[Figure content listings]
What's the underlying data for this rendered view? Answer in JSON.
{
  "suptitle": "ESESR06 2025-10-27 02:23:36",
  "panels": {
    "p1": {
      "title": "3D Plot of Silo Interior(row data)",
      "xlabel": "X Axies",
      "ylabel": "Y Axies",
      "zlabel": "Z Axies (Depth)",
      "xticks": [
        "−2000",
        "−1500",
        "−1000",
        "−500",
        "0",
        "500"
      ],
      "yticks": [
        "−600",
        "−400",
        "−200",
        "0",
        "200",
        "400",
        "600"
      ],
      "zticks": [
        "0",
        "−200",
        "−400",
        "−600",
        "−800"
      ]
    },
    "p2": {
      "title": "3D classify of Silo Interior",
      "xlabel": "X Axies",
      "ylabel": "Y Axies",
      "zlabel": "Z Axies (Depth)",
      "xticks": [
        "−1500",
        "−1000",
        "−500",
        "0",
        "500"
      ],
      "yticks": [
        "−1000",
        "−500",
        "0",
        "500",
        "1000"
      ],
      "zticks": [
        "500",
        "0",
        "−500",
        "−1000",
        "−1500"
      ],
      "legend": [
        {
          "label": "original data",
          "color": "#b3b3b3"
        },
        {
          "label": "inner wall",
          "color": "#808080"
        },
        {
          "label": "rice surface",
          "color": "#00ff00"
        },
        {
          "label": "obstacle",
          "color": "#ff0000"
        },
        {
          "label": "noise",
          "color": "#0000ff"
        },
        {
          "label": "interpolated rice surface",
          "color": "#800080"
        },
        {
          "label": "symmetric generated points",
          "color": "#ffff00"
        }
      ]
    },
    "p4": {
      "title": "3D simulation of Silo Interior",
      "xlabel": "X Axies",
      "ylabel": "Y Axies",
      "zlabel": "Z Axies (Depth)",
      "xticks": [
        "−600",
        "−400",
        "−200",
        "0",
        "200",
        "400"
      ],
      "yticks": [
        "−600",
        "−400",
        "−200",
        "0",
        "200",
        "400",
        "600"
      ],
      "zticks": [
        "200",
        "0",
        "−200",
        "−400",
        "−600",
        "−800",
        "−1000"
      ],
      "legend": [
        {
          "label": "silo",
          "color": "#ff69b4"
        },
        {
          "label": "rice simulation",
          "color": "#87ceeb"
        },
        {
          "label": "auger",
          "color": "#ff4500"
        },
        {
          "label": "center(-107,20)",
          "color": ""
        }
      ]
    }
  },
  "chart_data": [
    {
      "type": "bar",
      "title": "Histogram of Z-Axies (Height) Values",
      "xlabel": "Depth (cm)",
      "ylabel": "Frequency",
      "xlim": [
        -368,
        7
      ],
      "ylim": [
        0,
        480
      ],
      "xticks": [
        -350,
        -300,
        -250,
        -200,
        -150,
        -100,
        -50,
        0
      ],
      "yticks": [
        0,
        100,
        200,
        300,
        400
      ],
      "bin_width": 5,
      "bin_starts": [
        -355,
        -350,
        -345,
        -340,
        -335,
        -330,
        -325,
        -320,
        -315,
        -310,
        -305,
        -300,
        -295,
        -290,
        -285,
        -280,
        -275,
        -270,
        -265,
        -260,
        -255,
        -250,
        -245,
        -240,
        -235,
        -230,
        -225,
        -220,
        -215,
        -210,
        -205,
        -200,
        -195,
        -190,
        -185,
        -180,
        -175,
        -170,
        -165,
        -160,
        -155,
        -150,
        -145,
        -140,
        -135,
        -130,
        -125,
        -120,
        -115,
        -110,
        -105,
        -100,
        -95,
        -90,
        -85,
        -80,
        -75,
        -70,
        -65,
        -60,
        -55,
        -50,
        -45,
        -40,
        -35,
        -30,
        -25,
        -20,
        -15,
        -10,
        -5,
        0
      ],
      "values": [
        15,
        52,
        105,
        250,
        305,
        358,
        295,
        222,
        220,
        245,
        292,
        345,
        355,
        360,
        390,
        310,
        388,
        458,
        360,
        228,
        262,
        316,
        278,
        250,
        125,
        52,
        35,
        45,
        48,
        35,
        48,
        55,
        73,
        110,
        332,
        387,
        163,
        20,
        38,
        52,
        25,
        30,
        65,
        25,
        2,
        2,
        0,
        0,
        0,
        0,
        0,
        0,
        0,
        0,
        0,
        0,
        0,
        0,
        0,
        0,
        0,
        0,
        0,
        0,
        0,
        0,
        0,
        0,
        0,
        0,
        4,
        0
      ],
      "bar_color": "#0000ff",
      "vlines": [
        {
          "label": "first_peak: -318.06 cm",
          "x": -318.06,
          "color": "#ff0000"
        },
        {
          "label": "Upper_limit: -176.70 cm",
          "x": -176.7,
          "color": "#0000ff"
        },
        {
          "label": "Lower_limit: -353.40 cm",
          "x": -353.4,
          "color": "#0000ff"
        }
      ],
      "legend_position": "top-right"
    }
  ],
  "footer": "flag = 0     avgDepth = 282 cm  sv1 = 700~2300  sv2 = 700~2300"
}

TASK DIRECTIONS ::
Using the data above, return each line exactly as written.

REPLY ::
What's the underlying data for this rendered view? Answer in JSON.
{
  "suptitle": "ESESR06 2025-10-27 02:23:36",
  "panels": {
    "p1": {
      "title": "3D Plot of Silo Interior(row data)",
      "xlabel": "X Axies",
      "ylabel": "Y Axies",
      "zlabel": "Z Axies (Depth)",
      "xticks": [
        "−2000",
        "−1500",
        "−1000",
        "−500",
        "0",
        "500"
      ],
      "yticks": [
        "−600",
        "−400",
        "−200",
        "0",
        "200",
        "400",
        "600"
      ],
      "zticks": [
        "0",
        "−200",
        "−400",
        "−600",
        "−800"
      ]
    },
    "p2": {
      "title": "3D classify of Silo Interior",
      "xlabel": "X Axies",
      "ylabel": "Y Axies",
      "zlabel": "Z Axies (Depth)",
      "xticks": [
        "−1500",
        "−1000",
        "−500",
        "0",
        "500"
      ],
      "yticks": [
        "−1000",
        "−500",
        "0",
        "500",
        "1000"
      ],
      "zticks": [
        "500",
        "0",
        "−500",
        "−1000",
        "−1500"
      ],
      "legend": [
        {
          "label": "original data",
          "color": "#b3b3b3"
        },
        {
          "label": "inner wall",
          "color": "#808080"
        },
        {
          "label": "rice surface",
          "color": "#00ff00"
        },
        {
          "label": "obstacle",
          "color": "#ff0000"
        },
        {
          "label": "noise",
          "color": "#0000ff"
        },
        {
          "label": "interpolated rice surface",
          "color": "#800080"
        },
        {
          "label": "symmetric generated points",
          "color": "#ffff00"
        }
      ]
    },
    "p4": {
      "title": "3D simulation of Silo Interior",
      "xlabel": "X Axies",
      "ylabel": "Y Axies",
      "zlabel": "Z Axies (Depth)",
      "xticks": [
        "−600",
        "−400",
        "−200",
        "0",
        "200",
        "400"
      ],
      "yticks": [
        "−600",
        "−400",
        "−200",
        "0",
        "200",
        "400",
        "600"
      ],
      "zticks": [
        "200",
        "0",
        "−200",
        "−400",
        "−600",
        "−800",
        "−1000"
      ],
      "legend": [
        {
          "label": "silo",
          "color": "#ff69b4"
        },
        {
          "label": "rice simulation",
          "color": "#87ceeb"
        },
        {
          "label": "auger",
          "color": "#ff4500"
        },
        {
          "label": "center(-107,20)",
          "color": ""
        }
      ]
    }
  },
  "chart_data": [
    {
      "type": "bar",
      "title": "Histogram of Z-Axies (Height) Values",
      "xlabel": "Depth (cm)",
      "ylabel": "Frequency",
      "xlim": [
        -368,
        7
      ],
      "ylim": [
        0,
        480
      ],
      "xticks": [
        -350,
        -300,
        -250,
        -200,
        -150,
        -100,
        -50,
        0
      ],
      "yticks": [
        0,
        100,
        200,
        300,
        400
      ],
      "bin_width": 5,
      "bin_starts": [
        -355,
        -350,
        -345,
        -340,
        -335,
        -330,
        -325,
        -320,
        -315,
        -310,
        -305,
        -300,
        -295,
        -290,
        -285,
        -280,
        -275,
        -270,
        -265,
        -260,
        -255,
        -250,
        -245,
        -240,
        -235,
        -230,
        -225,
        -220,
        -215,
        -210,
        -205,
        -200,
        -195,
        -190,
        -185,
        -180,
        -175,
        -170,
        -165,
        -160,
        -155,
        -150,
        -145,
        -140,
        -135,
        -130,
        -125,
        -120,
        -115,
        -110,
        -105,
        -100,
        -95,
        -90,
        -85,
        -80,
        -75,
        -70,
        -65,
        -60,
        -55,
        -50,
        -45,
        -40,
        -35,
        -30,
        -25,
        -20,
        -15,
        -10,
        -5,
        0
      ],
      "values": [
        15,
        52,
        105,
        250,
        305,
        358,
        295,
        222,
        220,
        245,
        292,
        345,
        355,
        360,
        390,
        310,
        388,
        458,
        360,
        228,
        262,
        316,
        278,
        250,
        125,
        52,
        35,
        45,
        48,
        35,
        48,
        55,
        73,
        110,
        332,
        387,
        163,
        20,
        38,
        52,
        25,
        30,
        65,
        25,
        2,
        2,
        0,
        0,
        0,
        0,
        0,
        0,
        0,
        0,
        0,
        0,
        0,
        0,
        0,
        0,
        0,
        0,
        0,
        0,
        0,
        0,
        0,
        0,
        0,
        0,
        4,
        0
      ],
      "bar_color": "#0000ff",
      "vlines": [
        {
          "label": "first_peak: -318.06 cm",
          "x": -318.06,
          "color": "#ff0000"
        },
        {
          "label": "Upper_limit: -176.70 cm",
          "x": -176.7,
          "color": "#0000ff"
        },
        {
          "label": "Lower_limit: -353.40 cm",
          "x": -353.4,
          "color": "#0000ff"
        }
      ],
      "legend_position": "top-right"
    }
  ],
  "footer": "flag = 0     avgDepth = 282 cm  sv1 = 700~2300  sv2 = 700~2300"
}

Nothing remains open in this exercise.